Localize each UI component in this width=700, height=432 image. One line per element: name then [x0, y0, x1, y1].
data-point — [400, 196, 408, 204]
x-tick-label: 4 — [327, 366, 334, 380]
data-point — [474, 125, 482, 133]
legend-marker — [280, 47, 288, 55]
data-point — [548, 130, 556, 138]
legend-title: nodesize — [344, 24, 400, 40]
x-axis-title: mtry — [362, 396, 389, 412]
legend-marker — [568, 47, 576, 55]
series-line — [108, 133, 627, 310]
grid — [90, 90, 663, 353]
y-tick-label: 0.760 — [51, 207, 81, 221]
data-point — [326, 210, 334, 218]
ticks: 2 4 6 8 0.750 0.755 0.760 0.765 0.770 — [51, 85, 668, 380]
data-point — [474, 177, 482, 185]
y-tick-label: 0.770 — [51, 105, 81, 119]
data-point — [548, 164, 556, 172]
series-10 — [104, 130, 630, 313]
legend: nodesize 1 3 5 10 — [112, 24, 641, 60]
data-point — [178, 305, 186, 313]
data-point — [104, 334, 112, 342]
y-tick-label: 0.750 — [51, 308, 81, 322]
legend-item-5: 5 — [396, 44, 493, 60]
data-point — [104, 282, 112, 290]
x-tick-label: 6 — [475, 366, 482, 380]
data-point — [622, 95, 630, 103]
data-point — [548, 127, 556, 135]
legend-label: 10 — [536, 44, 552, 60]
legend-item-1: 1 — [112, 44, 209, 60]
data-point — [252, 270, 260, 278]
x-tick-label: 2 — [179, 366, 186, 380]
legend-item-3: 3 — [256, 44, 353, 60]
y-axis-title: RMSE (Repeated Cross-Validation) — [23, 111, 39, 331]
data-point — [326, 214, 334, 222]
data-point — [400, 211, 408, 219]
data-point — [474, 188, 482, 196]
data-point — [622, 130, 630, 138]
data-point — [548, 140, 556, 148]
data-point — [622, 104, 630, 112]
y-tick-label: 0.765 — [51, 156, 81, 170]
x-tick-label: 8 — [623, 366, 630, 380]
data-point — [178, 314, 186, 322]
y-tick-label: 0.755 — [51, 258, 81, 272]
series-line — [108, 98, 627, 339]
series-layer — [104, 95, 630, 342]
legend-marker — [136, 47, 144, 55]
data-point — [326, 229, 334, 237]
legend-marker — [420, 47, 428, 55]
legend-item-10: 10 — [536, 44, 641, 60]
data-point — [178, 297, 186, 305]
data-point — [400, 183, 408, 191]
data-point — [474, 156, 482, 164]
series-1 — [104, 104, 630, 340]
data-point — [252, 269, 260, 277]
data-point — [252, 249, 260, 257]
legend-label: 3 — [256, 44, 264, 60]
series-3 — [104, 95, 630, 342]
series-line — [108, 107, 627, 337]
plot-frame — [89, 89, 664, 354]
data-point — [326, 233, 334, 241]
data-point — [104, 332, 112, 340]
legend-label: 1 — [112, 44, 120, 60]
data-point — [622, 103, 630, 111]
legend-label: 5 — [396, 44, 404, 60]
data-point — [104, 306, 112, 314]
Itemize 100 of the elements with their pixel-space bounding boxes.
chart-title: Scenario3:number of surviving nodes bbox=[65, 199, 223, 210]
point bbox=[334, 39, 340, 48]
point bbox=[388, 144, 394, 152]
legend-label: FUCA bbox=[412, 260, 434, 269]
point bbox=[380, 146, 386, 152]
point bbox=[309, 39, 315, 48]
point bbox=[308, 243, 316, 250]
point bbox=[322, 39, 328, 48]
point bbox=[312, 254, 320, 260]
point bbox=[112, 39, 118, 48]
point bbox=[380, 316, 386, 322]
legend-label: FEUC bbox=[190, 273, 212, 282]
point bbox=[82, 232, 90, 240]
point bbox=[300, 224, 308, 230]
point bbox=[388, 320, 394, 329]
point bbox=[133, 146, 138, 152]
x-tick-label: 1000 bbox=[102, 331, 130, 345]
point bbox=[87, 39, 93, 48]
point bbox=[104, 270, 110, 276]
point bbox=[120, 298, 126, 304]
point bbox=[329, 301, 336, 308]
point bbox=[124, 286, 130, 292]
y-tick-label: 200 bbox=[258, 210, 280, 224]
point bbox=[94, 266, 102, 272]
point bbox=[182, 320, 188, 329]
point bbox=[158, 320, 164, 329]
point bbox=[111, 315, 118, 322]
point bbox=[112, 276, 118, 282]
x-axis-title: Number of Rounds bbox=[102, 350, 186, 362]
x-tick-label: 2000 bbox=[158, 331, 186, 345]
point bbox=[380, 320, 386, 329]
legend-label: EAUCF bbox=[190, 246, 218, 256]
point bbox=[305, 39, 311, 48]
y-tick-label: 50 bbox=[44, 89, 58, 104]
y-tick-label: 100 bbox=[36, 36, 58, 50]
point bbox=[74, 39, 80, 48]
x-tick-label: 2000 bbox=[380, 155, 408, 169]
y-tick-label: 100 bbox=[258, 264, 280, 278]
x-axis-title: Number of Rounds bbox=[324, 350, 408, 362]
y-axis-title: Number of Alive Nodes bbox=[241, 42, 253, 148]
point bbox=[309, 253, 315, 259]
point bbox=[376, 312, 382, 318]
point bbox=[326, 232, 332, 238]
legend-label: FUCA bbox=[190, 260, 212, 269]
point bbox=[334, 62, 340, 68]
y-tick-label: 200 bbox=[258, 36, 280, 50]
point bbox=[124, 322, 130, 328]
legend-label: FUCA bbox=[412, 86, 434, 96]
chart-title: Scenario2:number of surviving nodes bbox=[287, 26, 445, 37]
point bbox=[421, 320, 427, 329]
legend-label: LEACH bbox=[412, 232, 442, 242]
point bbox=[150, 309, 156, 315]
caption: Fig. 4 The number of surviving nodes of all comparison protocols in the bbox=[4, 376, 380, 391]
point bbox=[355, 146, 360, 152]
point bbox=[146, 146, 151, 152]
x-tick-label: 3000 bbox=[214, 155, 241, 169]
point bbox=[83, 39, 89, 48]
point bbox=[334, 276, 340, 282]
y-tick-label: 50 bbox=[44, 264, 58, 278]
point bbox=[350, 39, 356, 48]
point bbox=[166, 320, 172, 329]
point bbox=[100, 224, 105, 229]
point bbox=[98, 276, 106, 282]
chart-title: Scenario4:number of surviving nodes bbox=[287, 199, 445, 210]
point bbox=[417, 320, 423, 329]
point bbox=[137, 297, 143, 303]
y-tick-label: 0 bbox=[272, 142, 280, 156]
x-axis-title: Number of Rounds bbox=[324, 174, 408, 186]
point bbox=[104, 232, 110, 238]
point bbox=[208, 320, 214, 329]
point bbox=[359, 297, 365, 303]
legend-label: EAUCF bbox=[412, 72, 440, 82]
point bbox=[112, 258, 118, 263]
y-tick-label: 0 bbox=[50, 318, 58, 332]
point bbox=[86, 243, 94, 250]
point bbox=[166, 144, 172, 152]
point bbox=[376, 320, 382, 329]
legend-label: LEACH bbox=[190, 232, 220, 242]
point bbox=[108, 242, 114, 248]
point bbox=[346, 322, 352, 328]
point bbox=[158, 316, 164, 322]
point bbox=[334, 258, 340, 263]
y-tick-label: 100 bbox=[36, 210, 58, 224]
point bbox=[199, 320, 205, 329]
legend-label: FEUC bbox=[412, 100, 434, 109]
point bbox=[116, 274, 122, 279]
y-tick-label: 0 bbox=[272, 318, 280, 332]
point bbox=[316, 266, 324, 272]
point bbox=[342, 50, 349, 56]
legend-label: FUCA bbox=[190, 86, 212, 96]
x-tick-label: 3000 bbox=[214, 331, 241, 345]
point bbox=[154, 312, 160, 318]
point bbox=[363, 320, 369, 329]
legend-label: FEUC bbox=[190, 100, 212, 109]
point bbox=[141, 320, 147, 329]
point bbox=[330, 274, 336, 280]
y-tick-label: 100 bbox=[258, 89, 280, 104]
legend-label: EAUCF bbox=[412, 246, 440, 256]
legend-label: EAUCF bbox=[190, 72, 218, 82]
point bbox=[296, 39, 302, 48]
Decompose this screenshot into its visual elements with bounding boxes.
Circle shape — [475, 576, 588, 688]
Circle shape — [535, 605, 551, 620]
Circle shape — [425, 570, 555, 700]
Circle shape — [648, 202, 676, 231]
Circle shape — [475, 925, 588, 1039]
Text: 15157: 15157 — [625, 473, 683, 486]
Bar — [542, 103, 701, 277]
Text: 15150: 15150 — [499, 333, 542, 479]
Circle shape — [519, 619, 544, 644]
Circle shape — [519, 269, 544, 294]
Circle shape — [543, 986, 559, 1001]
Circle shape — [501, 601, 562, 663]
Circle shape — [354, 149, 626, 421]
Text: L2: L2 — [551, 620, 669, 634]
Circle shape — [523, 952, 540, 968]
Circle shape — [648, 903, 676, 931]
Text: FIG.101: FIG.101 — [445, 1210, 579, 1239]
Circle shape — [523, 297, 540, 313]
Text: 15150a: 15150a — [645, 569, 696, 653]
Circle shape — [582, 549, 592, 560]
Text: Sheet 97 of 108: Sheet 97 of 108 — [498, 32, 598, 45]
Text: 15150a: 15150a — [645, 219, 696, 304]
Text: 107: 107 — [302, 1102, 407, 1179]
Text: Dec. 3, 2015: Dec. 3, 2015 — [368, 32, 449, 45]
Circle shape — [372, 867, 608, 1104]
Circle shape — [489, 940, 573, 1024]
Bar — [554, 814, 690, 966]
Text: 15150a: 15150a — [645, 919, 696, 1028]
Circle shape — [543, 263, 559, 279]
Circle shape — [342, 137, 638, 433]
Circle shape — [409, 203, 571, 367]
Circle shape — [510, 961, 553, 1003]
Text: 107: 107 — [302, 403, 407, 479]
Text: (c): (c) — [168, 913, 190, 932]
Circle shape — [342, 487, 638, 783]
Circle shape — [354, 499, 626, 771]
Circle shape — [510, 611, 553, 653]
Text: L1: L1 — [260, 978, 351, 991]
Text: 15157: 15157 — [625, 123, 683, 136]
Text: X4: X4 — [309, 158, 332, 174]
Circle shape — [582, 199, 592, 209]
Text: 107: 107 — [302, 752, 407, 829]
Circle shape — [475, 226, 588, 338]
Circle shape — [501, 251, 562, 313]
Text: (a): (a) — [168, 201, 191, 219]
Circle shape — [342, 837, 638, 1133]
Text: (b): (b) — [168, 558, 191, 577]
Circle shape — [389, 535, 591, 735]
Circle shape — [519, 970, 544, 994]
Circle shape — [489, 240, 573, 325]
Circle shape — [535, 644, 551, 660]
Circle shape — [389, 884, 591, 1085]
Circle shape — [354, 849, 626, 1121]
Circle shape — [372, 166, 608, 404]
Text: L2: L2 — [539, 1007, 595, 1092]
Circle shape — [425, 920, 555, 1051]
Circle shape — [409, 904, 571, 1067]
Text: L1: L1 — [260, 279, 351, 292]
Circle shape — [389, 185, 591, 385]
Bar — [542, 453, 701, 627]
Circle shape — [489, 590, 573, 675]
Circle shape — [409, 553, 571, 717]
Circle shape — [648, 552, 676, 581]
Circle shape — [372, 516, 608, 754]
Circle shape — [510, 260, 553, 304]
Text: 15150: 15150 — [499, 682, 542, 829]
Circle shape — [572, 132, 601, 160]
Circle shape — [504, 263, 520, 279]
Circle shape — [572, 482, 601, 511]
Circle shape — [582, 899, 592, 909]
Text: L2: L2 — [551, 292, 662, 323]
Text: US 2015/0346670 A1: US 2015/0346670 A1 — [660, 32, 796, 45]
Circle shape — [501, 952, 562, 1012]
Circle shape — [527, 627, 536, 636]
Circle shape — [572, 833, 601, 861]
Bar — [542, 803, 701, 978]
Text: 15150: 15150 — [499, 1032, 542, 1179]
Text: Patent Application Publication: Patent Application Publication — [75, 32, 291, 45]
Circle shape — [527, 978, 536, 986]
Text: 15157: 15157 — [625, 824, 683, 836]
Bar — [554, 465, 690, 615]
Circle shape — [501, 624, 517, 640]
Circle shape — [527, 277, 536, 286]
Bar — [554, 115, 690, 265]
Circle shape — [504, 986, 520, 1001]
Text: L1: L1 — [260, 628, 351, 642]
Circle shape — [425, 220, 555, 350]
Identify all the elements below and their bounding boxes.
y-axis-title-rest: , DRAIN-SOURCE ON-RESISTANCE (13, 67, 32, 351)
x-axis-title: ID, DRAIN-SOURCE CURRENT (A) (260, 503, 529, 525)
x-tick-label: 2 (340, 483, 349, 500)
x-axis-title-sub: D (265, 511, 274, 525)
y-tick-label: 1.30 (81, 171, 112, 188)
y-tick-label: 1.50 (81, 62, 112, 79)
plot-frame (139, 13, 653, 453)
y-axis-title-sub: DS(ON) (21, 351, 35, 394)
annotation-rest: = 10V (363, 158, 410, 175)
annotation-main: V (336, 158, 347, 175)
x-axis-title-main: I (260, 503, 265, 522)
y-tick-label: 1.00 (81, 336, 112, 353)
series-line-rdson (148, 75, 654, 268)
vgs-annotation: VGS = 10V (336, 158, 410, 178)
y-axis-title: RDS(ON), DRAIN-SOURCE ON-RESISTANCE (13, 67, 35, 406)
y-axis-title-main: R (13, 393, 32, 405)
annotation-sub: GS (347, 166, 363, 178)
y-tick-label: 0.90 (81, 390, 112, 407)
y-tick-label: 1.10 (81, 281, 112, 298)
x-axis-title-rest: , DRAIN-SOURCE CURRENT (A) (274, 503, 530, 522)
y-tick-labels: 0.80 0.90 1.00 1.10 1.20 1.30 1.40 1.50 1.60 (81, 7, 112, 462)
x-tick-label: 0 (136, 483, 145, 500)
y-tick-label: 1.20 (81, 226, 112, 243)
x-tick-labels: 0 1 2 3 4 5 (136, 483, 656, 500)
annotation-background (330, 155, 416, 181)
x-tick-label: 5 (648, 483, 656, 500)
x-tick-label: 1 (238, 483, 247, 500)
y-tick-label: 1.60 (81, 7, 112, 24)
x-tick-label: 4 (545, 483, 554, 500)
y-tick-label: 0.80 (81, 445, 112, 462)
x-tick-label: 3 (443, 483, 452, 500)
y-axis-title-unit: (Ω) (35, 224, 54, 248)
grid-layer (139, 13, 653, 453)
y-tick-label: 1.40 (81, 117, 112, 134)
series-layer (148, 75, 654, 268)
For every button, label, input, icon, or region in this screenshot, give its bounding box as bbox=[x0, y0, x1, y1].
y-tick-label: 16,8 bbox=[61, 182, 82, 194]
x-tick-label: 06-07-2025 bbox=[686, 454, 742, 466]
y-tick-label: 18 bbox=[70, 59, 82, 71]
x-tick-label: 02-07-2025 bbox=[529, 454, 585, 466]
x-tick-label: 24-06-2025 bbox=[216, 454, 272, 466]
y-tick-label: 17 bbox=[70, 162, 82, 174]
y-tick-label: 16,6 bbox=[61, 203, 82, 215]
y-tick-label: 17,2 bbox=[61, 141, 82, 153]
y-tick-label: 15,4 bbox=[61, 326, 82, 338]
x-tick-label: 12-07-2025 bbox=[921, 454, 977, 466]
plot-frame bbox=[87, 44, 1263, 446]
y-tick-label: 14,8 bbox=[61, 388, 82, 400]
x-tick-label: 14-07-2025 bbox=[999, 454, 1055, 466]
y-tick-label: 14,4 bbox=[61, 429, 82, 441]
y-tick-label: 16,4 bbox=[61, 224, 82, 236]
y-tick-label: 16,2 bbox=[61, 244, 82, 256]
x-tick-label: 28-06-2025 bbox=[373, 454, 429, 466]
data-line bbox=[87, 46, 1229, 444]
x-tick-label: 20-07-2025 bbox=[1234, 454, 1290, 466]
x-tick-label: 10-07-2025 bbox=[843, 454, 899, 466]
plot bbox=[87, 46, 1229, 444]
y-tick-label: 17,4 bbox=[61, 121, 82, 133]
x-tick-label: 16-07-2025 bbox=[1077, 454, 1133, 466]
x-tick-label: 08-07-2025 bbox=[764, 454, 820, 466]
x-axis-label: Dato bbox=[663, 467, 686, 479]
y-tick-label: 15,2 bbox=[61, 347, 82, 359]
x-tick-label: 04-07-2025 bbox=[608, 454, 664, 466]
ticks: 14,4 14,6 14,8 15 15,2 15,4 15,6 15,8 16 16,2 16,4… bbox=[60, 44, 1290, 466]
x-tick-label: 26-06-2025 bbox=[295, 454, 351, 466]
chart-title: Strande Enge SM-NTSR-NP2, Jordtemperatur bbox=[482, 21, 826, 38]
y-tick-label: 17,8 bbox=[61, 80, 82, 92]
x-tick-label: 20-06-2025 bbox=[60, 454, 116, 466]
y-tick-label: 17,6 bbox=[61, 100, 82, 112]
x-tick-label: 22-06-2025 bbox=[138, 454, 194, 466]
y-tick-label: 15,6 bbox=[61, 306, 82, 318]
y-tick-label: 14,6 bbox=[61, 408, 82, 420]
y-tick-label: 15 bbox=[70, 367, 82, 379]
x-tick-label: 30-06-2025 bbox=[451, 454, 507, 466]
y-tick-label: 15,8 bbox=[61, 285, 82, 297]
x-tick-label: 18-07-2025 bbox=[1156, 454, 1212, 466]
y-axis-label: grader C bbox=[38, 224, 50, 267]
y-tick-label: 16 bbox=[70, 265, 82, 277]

■ What the task asks ■
Copy out the items from the first line through the line containing "x-axis-title: mtry — [362, 396, 389, 412]", inclusive, and keep every character unchanged.

■ Complete answer ■
Localize each UI component in this width=700, height=432 image. One line per element: name then [x0, y0, x1, y1].
data-point — [400, 196, 408, 204]
x-tick-label: 4 — [327, 366, 334, 380]
data-point — [474, 125, 482, 133]
legend-marker — [280, 47, 288, 55]
data-point — [548, 130, 556, 138]
legend-title: nodesize — [344, 24, 400, 40]
x-axis-title: mtry — [362, 396, 389, 412]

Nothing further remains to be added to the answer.